- **Aim of the task**: Scan the lines below for the string "likes" and copy every one that has it.

──────────

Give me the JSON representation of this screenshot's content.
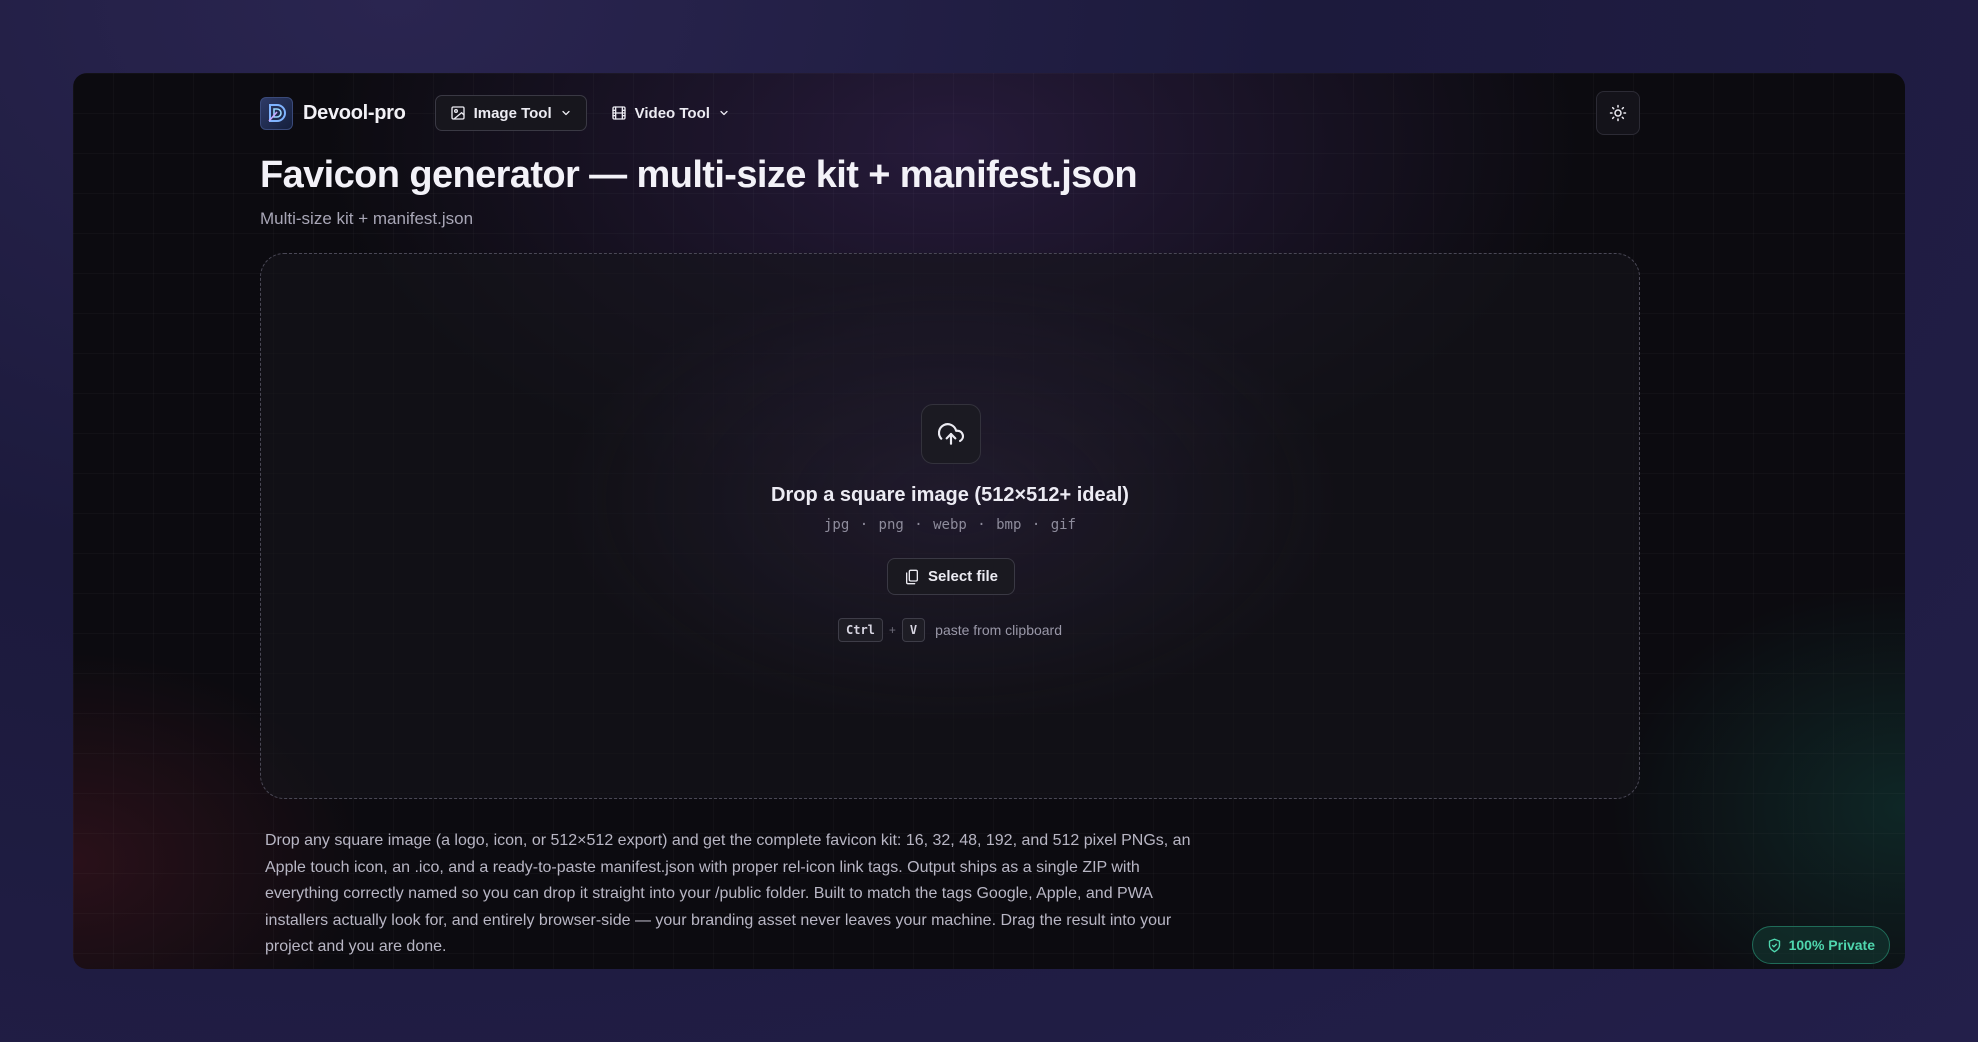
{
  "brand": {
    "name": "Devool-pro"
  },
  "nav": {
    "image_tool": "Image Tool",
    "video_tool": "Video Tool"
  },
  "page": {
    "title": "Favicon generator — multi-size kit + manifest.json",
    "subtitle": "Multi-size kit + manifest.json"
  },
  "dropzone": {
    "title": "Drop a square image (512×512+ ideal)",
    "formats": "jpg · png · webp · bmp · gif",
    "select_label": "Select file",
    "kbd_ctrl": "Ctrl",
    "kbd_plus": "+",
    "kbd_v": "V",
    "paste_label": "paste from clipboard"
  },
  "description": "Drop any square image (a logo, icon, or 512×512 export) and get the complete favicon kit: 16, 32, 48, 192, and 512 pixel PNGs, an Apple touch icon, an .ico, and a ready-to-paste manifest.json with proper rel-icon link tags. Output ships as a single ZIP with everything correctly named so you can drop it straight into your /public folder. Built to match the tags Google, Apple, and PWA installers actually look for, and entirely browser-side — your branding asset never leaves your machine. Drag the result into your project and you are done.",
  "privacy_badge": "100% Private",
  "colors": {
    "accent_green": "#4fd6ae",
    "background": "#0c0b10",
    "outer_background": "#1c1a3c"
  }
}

──────────

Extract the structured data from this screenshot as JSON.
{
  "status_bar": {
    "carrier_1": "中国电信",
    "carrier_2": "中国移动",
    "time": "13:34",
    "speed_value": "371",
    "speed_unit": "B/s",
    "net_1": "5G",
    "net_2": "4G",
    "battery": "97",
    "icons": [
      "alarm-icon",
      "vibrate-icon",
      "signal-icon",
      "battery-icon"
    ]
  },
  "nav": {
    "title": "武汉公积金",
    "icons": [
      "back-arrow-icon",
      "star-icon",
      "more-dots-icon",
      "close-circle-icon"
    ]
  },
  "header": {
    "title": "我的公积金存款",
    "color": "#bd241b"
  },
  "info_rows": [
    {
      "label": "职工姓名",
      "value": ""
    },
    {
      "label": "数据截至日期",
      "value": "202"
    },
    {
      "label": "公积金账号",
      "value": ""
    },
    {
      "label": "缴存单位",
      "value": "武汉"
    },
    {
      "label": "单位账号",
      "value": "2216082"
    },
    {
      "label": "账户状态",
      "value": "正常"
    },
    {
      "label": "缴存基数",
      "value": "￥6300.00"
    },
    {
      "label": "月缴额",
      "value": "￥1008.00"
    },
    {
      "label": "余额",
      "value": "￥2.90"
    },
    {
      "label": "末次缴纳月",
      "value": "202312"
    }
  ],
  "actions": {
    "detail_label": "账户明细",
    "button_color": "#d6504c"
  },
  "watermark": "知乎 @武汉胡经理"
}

──────────

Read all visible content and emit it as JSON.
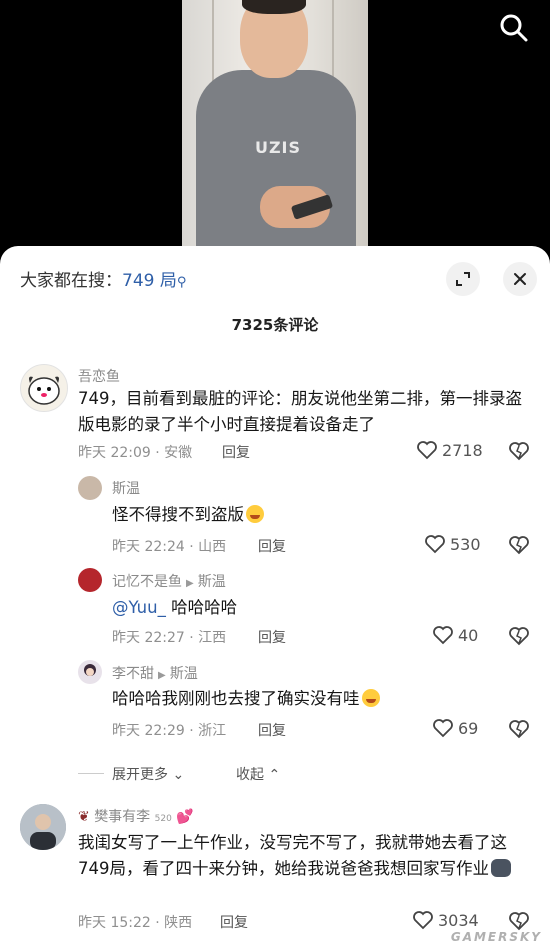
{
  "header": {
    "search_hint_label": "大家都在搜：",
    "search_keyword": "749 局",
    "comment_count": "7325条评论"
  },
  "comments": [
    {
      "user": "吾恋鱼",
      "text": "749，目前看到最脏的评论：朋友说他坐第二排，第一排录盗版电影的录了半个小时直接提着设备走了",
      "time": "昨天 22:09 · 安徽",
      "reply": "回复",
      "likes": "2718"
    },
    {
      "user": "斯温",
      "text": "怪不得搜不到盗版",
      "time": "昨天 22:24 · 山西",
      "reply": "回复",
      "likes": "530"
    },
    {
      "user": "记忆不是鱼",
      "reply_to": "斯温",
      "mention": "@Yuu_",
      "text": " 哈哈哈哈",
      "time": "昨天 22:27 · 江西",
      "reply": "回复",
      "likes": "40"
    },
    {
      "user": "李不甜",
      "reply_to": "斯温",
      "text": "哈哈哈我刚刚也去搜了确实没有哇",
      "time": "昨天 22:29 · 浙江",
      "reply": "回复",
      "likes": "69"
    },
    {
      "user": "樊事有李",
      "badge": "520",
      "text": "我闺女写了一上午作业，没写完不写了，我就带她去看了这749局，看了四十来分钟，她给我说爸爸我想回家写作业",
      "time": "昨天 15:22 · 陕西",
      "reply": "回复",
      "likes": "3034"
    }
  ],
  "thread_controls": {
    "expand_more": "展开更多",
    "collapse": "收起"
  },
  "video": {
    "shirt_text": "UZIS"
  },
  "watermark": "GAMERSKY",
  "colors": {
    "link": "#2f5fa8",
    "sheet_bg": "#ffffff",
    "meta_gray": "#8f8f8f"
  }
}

──────────

- **Result**:
      "likes": "2718"
      "likes": "530"
      "likes": "40"
      "likes": "69"
      "likes": "3034"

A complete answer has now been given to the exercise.